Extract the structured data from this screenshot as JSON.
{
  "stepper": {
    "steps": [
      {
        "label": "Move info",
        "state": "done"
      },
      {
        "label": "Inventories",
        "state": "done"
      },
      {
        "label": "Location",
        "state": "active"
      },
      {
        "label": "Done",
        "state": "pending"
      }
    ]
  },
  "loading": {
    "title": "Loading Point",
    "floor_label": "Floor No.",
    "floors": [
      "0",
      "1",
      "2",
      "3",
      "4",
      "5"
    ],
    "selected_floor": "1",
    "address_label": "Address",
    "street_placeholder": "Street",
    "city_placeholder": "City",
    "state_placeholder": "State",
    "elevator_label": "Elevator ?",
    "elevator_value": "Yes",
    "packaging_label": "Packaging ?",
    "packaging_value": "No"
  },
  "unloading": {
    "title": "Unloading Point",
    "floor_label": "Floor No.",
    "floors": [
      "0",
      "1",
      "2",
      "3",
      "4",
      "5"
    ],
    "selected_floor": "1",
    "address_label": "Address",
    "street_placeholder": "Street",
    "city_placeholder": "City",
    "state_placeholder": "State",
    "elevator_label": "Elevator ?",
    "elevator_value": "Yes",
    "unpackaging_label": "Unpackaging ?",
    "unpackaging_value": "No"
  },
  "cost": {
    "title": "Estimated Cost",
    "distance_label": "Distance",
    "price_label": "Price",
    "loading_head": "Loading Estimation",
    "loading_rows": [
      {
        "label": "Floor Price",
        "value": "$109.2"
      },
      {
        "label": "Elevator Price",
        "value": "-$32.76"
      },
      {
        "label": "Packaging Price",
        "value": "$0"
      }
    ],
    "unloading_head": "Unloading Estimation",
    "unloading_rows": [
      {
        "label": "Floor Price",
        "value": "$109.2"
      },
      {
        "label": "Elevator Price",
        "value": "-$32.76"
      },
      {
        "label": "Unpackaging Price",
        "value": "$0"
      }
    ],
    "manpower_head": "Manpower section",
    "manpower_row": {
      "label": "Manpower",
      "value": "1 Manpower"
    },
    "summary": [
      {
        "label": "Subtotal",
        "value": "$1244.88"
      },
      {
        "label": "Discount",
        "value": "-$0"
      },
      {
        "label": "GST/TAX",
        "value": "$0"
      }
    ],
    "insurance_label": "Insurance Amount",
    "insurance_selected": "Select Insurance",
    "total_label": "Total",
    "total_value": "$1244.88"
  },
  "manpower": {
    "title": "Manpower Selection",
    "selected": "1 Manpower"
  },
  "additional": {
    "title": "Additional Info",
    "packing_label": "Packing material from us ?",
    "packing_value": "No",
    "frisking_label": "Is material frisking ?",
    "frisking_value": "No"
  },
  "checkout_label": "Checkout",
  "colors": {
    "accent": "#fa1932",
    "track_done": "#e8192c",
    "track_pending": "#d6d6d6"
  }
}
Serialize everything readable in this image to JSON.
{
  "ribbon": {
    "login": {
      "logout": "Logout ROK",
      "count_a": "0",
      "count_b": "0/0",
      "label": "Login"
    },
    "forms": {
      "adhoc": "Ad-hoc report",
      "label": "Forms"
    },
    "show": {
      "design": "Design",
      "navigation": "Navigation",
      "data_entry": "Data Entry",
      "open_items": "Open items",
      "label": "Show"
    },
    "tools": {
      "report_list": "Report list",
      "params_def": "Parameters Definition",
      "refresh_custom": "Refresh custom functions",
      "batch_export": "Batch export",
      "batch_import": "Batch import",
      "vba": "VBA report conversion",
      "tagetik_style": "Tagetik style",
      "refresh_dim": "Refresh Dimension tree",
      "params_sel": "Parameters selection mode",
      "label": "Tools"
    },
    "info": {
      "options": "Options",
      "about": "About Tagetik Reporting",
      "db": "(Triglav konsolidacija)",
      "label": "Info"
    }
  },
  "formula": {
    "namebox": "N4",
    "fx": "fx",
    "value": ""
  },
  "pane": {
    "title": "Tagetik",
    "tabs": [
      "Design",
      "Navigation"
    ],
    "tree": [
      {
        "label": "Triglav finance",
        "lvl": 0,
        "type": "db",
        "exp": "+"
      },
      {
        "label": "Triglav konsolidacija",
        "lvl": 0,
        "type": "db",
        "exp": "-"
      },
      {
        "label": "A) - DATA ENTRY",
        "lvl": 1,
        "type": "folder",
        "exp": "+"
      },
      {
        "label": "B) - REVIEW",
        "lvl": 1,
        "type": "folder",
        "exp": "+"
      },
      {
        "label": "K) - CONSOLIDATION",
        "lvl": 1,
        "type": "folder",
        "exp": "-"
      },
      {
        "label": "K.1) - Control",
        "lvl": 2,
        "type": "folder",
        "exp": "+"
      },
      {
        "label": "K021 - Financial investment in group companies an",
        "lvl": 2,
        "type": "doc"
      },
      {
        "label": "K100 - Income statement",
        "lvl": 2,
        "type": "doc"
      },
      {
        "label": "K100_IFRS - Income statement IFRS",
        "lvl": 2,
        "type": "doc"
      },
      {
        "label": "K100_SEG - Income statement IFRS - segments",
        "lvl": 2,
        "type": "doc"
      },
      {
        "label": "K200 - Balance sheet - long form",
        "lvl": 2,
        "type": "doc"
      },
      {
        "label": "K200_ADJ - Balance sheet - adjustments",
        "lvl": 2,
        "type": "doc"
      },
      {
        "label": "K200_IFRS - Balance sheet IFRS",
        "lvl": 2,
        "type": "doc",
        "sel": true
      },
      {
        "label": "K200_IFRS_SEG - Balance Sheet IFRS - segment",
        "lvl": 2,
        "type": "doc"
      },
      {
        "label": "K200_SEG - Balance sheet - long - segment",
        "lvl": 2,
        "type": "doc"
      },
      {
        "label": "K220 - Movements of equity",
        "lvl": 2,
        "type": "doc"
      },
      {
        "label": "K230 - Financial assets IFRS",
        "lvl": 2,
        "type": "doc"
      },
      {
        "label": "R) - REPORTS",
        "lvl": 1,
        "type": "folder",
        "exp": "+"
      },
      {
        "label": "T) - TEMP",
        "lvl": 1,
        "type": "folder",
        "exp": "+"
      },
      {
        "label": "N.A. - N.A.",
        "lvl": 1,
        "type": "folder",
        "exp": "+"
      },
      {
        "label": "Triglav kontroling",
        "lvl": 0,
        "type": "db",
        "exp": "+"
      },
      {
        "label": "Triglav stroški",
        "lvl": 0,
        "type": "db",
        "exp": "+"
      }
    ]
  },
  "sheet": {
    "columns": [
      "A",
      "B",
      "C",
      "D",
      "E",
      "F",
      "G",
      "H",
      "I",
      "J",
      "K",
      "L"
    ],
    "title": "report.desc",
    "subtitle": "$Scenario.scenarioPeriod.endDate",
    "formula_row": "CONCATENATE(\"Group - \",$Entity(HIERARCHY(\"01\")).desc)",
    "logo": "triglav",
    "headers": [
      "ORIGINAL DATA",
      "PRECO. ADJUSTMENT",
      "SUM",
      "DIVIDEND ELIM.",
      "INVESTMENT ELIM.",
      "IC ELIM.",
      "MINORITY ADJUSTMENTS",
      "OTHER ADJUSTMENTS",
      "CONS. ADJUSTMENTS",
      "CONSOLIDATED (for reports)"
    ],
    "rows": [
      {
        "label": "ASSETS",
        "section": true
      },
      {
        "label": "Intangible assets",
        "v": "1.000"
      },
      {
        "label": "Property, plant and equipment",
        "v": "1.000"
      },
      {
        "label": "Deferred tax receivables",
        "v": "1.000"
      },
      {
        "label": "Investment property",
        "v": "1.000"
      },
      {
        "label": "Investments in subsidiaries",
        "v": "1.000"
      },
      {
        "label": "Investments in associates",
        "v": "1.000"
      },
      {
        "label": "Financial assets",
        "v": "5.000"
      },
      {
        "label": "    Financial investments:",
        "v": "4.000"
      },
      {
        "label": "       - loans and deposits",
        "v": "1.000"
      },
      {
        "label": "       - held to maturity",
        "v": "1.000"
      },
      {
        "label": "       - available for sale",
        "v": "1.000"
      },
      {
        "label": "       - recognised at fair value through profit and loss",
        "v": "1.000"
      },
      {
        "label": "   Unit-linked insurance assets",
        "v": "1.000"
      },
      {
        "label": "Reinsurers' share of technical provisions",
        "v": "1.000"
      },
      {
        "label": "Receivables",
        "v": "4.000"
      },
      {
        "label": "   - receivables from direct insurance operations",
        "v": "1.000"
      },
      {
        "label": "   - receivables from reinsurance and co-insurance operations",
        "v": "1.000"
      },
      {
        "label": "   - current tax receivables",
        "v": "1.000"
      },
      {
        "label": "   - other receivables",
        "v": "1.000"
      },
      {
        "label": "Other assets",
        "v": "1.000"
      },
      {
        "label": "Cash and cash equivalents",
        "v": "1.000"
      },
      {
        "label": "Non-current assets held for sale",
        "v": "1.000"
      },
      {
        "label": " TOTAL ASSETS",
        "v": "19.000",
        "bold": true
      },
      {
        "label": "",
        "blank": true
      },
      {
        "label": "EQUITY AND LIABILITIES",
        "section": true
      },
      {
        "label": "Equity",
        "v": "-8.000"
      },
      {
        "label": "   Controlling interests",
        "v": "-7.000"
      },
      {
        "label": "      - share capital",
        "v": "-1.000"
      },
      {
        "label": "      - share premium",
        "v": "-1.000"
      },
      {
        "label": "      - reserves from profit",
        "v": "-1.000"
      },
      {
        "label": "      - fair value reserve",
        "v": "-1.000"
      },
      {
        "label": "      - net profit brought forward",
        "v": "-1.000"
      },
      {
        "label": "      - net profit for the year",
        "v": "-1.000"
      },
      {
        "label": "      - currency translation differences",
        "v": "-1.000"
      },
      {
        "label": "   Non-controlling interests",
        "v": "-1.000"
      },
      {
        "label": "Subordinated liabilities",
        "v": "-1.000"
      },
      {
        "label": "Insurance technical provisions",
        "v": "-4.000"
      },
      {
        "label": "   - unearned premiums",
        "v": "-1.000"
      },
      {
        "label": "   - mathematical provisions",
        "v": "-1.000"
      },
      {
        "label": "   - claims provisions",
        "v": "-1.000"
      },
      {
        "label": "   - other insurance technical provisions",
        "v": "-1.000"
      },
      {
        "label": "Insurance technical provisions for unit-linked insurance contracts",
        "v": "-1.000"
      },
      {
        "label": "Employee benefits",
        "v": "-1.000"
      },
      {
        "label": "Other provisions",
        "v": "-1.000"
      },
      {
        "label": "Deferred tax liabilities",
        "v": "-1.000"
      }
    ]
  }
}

**Task brief**
Select every line in the material above where the string "held" occurs, and copy it.

**Exercise response**
        "label": "       - held to maturity",
        "label": "Non-current assets held for sale",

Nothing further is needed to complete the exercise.